--- What is required ---
Pick out all lines of the entries that include the word "title" and copy them.

################

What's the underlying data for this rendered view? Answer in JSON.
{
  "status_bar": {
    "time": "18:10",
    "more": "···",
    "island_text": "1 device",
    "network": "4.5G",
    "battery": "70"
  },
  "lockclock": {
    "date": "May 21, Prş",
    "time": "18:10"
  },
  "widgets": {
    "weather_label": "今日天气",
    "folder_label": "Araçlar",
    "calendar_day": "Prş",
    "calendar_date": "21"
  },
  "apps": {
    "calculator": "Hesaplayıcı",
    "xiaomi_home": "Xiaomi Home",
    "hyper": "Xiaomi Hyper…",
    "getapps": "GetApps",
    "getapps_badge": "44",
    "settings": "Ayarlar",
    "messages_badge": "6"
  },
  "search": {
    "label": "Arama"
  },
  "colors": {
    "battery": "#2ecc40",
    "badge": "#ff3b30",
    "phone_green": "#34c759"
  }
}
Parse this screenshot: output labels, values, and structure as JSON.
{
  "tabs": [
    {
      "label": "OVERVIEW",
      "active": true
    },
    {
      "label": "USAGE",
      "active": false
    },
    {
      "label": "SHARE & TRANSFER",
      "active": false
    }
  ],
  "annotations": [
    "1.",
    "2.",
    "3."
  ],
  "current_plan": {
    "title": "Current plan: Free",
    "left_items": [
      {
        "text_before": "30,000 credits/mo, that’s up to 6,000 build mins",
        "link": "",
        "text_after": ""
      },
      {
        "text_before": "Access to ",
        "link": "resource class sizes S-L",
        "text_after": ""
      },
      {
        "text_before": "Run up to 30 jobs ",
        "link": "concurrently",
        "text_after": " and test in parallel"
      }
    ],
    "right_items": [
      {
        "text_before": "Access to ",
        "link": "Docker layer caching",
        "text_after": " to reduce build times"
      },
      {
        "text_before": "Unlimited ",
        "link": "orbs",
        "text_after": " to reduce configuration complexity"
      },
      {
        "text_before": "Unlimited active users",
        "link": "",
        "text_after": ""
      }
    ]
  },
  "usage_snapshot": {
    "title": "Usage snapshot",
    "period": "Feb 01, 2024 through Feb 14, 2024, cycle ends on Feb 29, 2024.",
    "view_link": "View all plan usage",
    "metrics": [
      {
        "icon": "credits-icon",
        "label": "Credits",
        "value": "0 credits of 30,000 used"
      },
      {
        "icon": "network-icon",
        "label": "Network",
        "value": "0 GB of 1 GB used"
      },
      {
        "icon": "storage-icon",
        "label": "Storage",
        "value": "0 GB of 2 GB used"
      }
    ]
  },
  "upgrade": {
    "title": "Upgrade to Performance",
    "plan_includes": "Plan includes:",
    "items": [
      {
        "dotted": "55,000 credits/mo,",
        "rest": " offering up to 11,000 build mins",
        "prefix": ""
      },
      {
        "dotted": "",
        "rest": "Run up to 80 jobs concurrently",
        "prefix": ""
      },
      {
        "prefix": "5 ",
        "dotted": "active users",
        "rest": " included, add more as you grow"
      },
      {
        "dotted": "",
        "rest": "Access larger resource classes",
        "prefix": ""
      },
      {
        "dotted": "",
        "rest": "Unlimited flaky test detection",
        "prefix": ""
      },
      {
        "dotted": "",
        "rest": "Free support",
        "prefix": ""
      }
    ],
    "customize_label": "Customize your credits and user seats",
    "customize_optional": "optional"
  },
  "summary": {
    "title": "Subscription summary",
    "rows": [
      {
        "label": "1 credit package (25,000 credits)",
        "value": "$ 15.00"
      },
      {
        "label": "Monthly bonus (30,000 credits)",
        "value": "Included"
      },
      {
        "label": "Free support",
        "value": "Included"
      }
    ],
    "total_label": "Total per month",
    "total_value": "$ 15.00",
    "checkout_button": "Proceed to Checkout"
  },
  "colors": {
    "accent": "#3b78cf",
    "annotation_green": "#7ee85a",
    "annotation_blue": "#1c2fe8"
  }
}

################

--- Output for this task ---
    "title": "Current plan: Free",
    "title": "Usage snapshot",
    "title": "Upgrade to Performance",
    "title": "Subscription summary",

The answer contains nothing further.